#### Listed entries:
»»
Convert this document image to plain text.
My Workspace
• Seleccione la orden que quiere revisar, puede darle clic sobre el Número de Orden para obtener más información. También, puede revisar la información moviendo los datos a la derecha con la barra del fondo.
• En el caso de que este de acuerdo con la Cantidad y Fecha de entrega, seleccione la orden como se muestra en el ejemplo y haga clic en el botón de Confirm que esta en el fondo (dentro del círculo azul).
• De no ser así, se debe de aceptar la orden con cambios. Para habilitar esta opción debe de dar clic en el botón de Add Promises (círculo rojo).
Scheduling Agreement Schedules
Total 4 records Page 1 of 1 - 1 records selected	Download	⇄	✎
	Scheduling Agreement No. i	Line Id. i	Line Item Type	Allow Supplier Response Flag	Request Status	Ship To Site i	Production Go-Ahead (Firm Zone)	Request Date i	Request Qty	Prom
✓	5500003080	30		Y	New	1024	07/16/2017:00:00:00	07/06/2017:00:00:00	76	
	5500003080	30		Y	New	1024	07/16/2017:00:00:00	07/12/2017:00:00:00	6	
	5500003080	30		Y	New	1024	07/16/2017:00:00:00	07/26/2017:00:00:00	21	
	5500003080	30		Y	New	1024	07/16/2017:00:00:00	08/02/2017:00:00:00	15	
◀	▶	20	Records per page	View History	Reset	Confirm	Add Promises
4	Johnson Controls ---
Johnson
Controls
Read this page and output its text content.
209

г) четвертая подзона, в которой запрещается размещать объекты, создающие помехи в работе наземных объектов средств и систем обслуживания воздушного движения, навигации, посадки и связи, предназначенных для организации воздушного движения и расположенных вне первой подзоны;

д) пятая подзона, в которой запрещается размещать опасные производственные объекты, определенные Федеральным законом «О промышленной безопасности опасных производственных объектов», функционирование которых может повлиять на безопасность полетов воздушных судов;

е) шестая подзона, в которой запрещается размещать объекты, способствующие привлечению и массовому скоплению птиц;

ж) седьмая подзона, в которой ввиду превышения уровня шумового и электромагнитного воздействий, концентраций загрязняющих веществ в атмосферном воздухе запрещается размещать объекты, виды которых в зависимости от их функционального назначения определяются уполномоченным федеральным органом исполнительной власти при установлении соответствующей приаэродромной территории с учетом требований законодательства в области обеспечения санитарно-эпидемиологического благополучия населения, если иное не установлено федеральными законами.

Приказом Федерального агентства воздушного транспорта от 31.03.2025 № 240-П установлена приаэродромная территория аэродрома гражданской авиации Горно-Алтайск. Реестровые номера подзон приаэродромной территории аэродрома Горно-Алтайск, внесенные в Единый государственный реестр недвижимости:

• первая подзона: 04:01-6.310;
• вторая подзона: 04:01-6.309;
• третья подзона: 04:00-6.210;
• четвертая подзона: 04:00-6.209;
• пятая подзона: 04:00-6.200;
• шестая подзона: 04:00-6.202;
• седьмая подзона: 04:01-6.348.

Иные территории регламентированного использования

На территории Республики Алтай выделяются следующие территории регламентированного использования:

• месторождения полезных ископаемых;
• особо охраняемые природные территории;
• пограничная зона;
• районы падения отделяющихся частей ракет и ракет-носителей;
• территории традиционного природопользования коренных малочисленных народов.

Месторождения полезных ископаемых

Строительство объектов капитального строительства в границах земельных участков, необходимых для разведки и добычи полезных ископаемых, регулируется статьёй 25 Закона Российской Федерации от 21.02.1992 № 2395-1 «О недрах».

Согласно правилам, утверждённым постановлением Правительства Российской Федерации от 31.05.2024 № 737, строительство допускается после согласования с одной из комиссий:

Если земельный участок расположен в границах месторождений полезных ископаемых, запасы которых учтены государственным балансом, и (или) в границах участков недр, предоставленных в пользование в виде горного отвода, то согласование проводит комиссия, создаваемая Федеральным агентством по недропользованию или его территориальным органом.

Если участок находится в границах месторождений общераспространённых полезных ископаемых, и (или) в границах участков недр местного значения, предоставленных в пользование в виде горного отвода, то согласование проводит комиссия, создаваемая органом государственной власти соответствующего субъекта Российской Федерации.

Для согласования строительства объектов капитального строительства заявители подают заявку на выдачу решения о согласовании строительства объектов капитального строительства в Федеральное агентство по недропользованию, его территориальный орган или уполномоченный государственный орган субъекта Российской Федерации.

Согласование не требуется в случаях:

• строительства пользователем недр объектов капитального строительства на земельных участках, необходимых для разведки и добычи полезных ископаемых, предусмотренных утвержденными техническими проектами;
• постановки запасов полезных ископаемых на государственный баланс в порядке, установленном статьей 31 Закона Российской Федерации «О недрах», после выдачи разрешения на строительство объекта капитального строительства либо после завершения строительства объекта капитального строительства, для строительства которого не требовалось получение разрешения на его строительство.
««
#### Work required:
Repeat the listing in full, keeping every line exactly as it is.

#### Result of the exercise:
Convert this document image to plain text.
My Workspace
• Seleccione la orden que quiere revisar, puede darle clic sobre el Número de Orden para obtener más información. También, puede revisar la información moviendo los datos a la derecha con la barra del fondo.
• En el caso de que este de acuerdo con la Cantidad y Fecha de entrega, seleccione la orden como se muestra en el ejemplo y haga clic en el botón de Confirm que esta en el fondo (dentro del círculo azul).
• De no ser así, se debe de aceptar la orden con cambios. Para habilitar esta opción debe de dar clic en el botón de Add Promises (círculo rojo).
Scheduling Agreement Schedules
Total 4 records Page 1 of 1 - 1 records selected	Download	⇄	✎
	Scheduling Agreement No. i	Line Id. i	Line Item Type	Allow Supplier Response Flag	Request Status	Ship To Site i	Production Go-Ahead (Firm Zone)	Request Date i	Request Qty	Prom
✓	5500003080	30		Y	New	1024	07/16/2017:00:00:00	07/06/2017:00:00:00	76	
	5500003080	30		Y	New	1024	07/16/2017:00:00:00	07/12/2017:00:00:00	6	
	5500003080	30		Y	New	1024	07/16/2017:00:00:00	07/26/2017:00:00:00	21	
	5500003080	30		Y	New	1024	07/16/2017:00:00:00	08/02/2017:00:00:00	15	
◀	▶	20	Records per page	View History	Reset	Confirm	Add Promises
4	Johnson Controls ---
Johnson
Controls
Read this page and output its text content.
209

г) четвертая подзона, в которой запрещается размещать объекты, создающие помехи в работе наземных объектов средств и систем обслуживания воздушного движения, навигации, посадки и связи, предназначенных для организации воздушного движения и расположенных вне первой подзоны;

д) пятая подзона, в которой запрещается размещать опасные производственные объекты, определенные Федеральным законом «О промышленной безопасности опасных производственных объектов», функционирование которых может повлиять на безопасность полетов воздушных судов;

е) шестая подзона, в которой запрещается размещать объекты, способствующие привлечению и массовому скоплению птиц;

ж) седьмая подзона, в которой ввиду превышения уровня шумового и электромагнитного воздействий, концентраций загрязняющих веществ в атмосферном воздухе запрещается размещать объекты, виды которых в зависимости от их функционального назначения определяются уполномоченным федеральным органом исполнительной власти при установлении соответствующей приаэродромной территории с учетом требований законодательства в области обеспечения санитарно-эпидемиологического благополучия населения, если иное не установлено федеральными законами.

Приказом Федерального агентства воздушного транспорта от 31.03.2025 № 240-П установлена приаэродромная территория аэродрома гражданской авиации Горно-Алтайск. Реестровые номера подзон приаэродромной территории аэродрома Горно-Алтайск, внесенные в Единый государственный реестр недвижимости:

• первая подзона: 04:01-6.310;
• вторая подзона: 04:01-6.309;
• третья подзона: 04:00-6.210;
• четвертая подзона: 04:00-6.209;
• пятая подзона: 04:00-6.200;
• шестая подзона: 04:00-6.202;
• седьмая подзона: 04:01-6.348.

Иные территории регламентированного использования

На территории Республики Алтай выделяются следующие территории регламентированного использования:

• месторождения полезных ископаемых;
• особо охраняемые природные территории;
• пограничная зона;
• районы падения отделяющихся частей ракет и ракет-носителей;
• территории традиционного природопользования коренных малочисленных народов.

Месторождения полезных ископаемых

Строительство объектов капитального строительства в границах земельных участков, необходимых для разведки и добычи полезных ископаемых, регулируется статьёй 25 Закона Российской Федерации от 21.02.1992 № 2395-1 «О недрах».

Согласно правилам, утверждённым постановлением Правительства Российской Федерации от 31.05.2024 № 737, строительство допускается после согласования с одной из комиссий:

Если земельный участок расположен в границах месторождений полезных ископаемых, запасы которых учтены государственным балансом, и (или) в границах участков недр, предоставленных в пользование в виде горного отвода, то согласование проводит комиссия, создаваемая Федеральным агентством по недропользованию или его территориальным органом.

Если участок находится в границах месторождений общераспространённых полезных ископаемых, и (или) в границах участков недр местного значения, предоставленных в пользование в виде горного отвода, то согласование проводит комиссия, создаваемая органом государственной власти соответствующего субъекта Российской Федерации.

Для согласования строительства объектов капитального строительства заявители подают заявку на выдачу решения о согласовании строительства объектов капитального строительства в Федеральное агентство по недропользованию, его территориальный орган или уполномоченный государственный орган субъекта Российской Федерации.

Согласование не требуется в случаях:

• строительства пользователем недр объектов капитального строительства на земельных участках, необходимых для разведки и добычи полезных ископаемых, предусмотренных утвержденными техническими проектами;
• постановки запасов полезных ископаемых на государственный баланс в порядке, установленном статьей 31 Закона Российской Федерации «О недрах», после выдачи разрешения на строительство объекта капитального строительства либо после завершения строительства объекта капитального строительства, для строительства которого не требовалось получение разрешения на его строительство.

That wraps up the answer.